- [EXERCISE REQUIREMENTS] Omit the images. Copy each entry word for word.
[Start RECORDS FOR THE EXERCISE]
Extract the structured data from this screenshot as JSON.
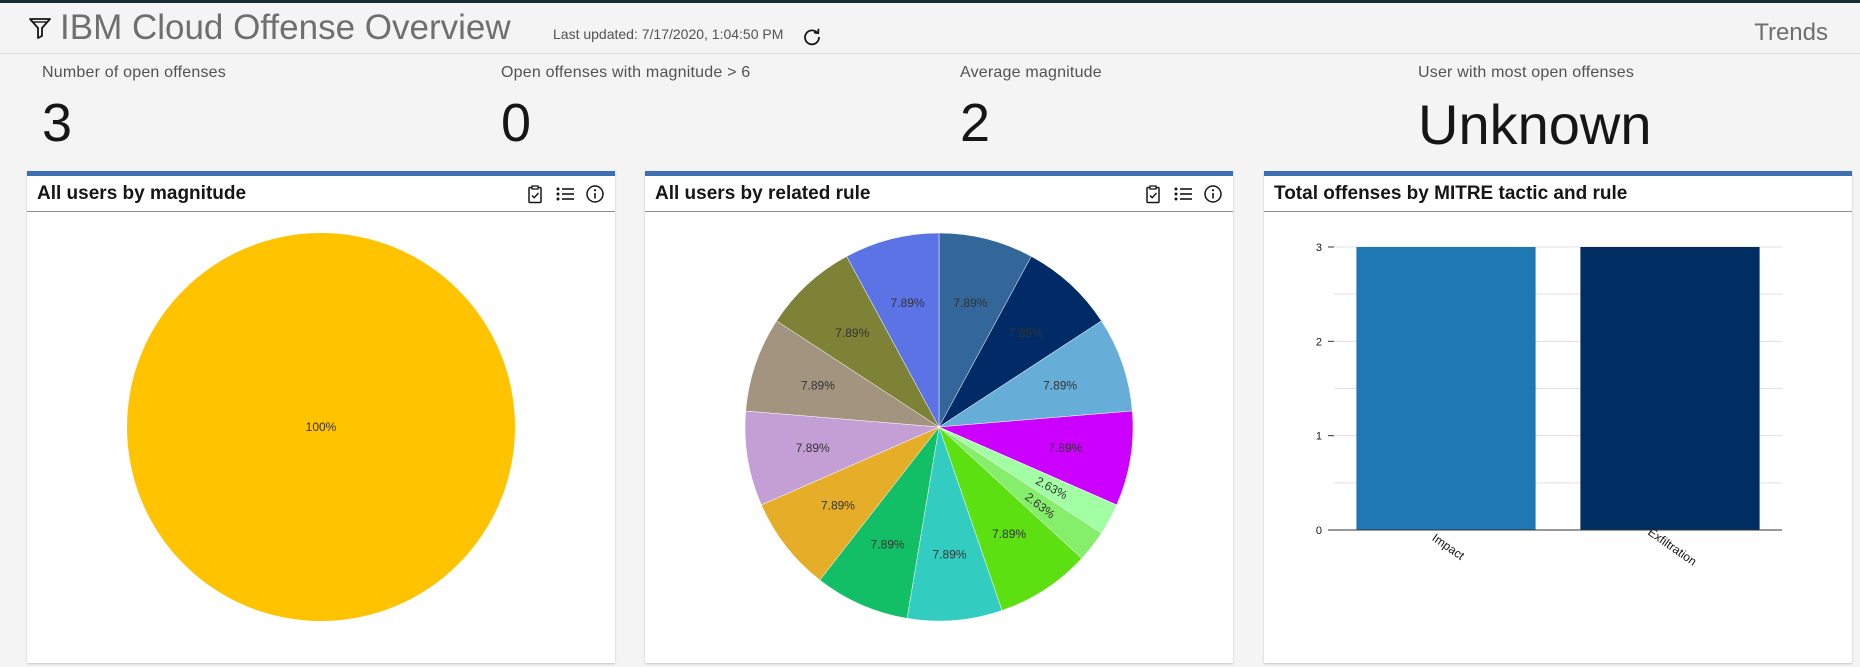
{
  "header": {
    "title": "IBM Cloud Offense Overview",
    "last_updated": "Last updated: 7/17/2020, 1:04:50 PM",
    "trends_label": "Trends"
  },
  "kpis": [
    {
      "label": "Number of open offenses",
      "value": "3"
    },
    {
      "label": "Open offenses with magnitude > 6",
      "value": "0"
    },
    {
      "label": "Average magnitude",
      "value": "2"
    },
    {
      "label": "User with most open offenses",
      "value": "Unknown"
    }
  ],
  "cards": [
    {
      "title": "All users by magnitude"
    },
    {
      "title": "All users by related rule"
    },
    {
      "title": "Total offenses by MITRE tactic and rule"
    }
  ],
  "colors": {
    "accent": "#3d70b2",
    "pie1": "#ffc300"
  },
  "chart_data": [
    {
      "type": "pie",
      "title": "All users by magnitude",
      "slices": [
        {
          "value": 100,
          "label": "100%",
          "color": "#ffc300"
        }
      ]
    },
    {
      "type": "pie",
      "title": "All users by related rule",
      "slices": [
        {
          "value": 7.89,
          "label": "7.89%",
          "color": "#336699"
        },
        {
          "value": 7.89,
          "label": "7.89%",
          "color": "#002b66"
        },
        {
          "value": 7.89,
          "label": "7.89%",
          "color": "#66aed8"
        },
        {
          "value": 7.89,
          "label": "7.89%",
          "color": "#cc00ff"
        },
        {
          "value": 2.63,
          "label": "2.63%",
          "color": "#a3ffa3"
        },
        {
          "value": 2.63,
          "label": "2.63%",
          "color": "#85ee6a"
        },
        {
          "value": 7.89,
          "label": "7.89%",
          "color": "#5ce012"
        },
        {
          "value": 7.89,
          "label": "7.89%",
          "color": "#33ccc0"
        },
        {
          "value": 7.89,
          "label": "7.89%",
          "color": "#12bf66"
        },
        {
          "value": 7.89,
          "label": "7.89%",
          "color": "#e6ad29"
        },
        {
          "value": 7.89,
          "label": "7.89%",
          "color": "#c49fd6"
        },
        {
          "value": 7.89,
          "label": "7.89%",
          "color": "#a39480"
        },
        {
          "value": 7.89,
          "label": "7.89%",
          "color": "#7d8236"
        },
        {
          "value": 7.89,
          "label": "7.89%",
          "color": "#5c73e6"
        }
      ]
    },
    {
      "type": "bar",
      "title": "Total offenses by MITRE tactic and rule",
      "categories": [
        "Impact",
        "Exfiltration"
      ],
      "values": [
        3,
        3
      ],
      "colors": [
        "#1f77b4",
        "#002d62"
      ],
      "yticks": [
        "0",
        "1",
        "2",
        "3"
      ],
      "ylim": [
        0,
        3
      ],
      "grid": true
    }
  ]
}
[End RECORDS FOR THE EXERCISE]
- [FINISHED TASK]
Extract the structured data from this screenshot as JSON.
{
  "header": {
    "title": "IBM Cloud Offense Overview",
    "last_updated": "Last updated: 7/17/2020, 1:04:50 PM",
    "trends_label": "Trends"
  },
  "kpis": [
    {
      "label": "Number of open offenses",
      "value": "3"
    },
    {
      "label": "Open offenses with magnitude > 6",
      "value": "0"
    },
    {
      "label": "Average magnitude",
      "value": "2"
    },
    {
      "label": "User with most open offenses",
      "value": "Unknown"
    }
  ],
  "cards": [
    {
      "title": "All users by magnitude"
    },
    {
      "title": "All users by related rule"
    },
    {
      "title": "Total offenses by MITRE tactic and rule"
    }
  ],
  "colors": {
    "accent": "#3d70b2",
    "pie1": "#ffc300"
  },
  "chart_data": [
    {
      "type": "pie",
      "title": "All users by magnitude",
      "slices": [
        {
          "value": 100,
          "label": "100%",
          "color": "#ffc300"
        }
      ]
    },
    {
      "type": "pie",
      "title": "All users by related rule",
      "slices": [
        {
          "value": 7.89,
          "label": "7.89%",
          "color": "#336699"
        },
        {
          "value": 7.89,
          "label": "7.89%",
          "color": "#002b66"
        },
        {
          "value": 7.89,
          "label": "7.89%",
          "color": "#66aed8"
        },
        {
          "value": 7.89,
          "label": "7.89%",
          "color": "#cc00ff"
        },
        {
          "value": 2.63,
          "label": "2.63%",
          "color": "#a3ffa3"
        },
        {
          "value": 2.63,
          "label": "2.63%",
          "color": "#85ee6a"
        },
        {
          "value": 7.89,
          "label": "7.89%",
          "color": "#5ce012"
        },
        {
          "value": 7.89,
          "label": "7.89%",
          "color": "#33ccc0"
        },
        {
          "value": 7.89,
          "label": "7.89%",
          "color": "#12bf66"
        },
        {
          "value": 7.89,
          "label": "7.89%",
          "color": "#e6ad29"
        },
        {
          "value": 7.89,
          "label": "7.89%",
          "color": "#c49fd6"
        },
        {
          "value": 7.89,
          "label": "7.89%",
          "color": "#a39480"
        },
        {
          "value": 7.89,
          "label": "7.89%",
          "color": "#7d8236"
        },
        {
          "value": 7.89,
          "label": "7.89%",
          "color": "#5c73e6"
        }
      ]
    },
    {
      "type": "bar",
      "title": "Total offenses by MITRE tactic and rule",
      "categories": [
        "Impact",
        "Exfiltration"
      ],
      "values": [
        3,
        3
      ],
      "colors": [
        "#1f77b4",
        "#002d62"
      ],
      "yticks": [
        "0",
        "1",
        "2",
        "3"
      ],
      "ylim": [
        0,
        3
      ],
      "grid": true
    }
  ]
}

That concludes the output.